WORK TO COMPLETE
Where the word "marker" occurs in a line, return that line.

LISTING
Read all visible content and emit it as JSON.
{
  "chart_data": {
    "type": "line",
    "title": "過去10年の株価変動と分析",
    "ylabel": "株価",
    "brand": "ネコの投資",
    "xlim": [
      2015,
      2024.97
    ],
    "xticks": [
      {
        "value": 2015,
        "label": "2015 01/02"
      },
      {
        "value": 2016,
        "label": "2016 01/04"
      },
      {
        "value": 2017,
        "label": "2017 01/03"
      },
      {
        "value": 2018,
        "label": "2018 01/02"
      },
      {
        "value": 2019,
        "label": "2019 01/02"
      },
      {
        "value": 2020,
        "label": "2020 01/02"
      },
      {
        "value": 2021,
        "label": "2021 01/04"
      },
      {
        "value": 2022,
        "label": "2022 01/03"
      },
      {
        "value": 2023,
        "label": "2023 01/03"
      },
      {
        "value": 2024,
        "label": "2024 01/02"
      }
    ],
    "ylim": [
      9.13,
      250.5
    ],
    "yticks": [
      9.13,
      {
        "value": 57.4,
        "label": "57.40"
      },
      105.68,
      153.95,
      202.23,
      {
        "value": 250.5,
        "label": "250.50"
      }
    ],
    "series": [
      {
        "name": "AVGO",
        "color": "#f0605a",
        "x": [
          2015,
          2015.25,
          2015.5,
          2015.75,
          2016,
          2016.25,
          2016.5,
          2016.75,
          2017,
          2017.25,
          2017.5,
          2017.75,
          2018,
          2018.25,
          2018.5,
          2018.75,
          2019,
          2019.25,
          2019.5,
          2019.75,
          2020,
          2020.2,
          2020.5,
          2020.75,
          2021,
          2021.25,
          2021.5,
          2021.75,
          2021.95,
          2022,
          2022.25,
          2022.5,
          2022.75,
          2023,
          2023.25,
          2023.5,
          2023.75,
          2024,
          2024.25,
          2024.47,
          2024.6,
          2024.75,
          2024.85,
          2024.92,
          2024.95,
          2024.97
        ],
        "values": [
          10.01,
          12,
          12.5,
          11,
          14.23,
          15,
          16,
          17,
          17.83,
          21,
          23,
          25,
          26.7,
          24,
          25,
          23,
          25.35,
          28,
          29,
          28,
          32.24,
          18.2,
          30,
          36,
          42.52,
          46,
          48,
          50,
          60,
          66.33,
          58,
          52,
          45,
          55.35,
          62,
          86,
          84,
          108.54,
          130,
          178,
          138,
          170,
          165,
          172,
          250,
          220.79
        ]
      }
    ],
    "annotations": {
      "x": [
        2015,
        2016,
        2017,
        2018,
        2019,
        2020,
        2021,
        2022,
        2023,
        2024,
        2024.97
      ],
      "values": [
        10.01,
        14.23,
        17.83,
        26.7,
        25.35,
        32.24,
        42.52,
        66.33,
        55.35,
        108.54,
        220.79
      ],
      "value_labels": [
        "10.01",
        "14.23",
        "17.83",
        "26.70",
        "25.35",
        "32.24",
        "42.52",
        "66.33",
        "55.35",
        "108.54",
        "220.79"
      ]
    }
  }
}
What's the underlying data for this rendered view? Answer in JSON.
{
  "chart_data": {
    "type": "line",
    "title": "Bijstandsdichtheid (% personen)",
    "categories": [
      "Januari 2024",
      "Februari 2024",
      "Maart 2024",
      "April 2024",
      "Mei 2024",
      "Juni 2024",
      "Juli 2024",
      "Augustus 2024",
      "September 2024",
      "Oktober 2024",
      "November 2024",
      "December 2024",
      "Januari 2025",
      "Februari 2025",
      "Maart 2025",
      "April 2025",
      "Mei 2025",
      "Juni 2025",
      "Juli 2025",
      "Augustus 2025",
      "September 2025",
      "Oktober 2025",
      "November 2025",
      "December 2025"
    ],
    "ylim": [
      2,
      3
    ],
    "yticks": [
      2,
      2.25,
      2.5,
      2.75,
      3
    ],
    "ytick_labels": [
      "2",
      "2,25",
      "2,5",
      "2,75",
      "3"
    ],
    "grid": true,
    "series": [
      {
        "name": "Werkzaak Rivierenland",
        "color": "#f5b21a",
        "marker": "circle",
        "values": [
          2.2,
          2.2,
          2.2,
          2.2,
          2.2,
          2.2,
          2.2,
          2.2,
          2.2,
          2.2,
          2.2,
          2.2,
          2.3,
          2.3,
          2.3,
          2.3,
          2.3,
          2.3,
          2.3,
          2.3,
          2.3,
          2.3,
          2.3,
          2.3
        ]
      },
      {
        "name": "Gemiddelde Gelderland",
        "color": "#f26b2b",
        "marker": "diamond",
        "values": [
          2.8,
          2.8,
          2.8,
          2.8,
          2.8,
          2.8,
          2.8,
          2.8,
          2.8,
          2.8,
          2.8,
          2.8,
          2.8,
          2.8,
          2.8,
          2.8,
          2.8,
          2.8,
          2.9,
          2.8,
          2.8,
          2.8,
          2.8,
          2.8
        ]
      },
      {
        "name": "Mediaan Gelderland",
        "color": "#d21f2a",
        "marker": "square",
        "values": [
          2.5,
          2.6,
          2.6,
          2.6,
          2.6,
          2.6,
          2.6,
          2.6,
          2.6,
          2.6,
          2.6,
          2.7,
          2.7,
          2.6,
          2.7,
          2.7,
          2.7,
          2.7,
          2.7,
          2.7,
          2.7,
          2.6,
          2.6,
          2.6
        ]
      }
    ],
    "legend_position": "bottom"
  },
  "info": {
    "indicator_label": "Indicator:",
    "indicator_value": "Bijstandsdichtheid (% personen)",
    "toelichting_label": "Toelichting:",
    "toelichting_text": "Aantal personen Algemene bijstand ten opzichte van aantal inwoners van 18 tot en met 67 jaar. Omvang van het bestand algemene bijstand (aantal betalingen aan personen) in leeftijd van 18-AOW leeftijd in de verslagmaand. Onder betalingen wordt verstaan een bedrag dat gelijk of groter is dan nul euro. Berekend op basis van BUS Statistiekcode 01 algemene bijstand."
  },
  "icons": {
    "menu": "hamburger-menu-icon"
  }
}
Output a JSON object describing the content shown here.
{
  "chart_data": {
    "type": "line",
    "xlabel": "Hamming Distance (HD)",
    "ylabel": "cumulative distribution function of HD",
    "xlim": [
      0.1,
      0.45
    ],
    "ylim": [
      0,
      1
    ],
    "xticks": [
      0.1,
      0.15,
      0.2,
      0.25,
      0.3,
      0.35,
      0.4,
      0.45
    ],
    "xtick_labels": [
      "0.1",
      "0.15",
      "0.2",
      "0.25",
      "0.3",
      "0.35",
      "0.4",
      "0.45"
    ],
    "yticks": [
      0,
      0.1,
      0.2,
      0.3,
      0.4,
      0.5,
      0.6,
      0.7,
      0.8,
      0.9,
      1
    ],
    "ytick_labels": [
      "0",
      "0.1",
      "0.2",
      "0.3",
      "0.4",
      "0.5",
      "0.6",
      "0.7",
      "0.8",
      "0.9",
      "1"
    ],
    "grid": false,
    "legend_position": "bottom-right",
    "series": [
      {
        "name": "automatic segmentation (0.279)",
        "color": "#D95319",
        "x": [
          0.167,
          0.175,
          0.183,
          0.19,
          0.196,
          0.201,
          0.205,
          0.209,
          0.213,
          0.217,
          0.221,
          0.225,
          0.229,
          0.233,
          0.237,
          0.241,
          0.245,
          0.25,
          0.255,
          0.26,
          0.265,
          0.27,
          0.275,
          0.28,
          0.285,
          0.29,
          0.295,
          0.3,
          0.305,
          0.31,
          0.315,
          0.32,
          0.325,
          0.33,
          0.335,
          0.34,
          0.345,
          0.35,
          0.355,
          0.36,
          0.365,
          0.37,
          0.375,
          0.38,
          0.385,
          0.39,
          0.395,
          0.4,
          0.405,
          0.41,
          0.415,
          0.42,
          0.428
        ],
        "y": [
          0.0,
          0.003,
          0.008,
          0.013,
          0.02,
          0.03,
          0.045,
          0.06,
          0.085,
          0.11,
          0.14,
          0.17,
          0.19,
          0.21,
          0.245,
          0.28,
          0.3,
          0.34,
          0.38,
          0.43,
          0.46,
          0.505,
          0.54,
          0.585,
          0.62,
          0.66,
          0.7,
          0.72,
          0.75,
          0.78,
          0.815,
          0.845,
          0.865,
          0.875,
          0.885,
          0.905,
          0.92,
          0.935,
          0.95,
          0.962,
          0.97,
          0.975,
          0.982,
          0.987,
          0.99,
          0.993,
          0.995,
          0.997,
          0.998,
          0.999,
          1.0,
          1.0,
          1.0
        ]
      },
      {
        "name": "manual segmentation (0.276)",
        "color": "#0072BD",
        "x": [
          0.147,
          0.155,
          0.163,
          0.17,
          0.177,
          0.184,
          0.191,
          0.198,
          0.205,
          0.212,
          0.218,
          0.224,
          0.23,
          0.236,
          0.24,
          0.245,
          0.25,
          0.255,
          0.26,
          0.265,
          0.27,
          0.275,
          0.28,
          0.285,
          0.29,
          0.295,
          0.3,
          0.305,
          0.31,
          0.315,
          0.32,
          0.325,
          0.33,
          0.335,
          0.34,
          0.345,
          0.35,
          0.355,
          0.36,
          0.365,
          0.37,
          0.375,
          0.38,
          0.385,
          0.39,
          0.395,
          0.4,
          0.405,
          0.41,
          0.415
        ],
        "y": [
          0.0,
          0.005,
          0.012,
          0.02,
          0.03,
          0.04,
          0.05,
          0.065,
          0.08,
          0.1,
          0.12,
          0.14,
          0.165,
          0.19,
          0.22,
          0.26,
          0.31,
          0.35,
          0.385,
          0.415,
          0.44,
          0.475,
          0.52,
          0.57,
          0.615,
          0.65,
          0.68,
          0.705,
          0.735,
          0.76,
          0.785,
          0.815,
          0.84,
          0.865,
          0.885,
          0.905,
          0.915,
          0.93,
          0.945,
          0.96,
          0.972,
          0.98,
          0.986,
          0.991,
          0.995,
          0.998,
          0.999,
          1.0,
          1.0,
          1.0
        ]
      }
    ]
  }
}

THE OUTPUT
        "marker": "circle",
        "marker": "diamond",
        "marker": "square",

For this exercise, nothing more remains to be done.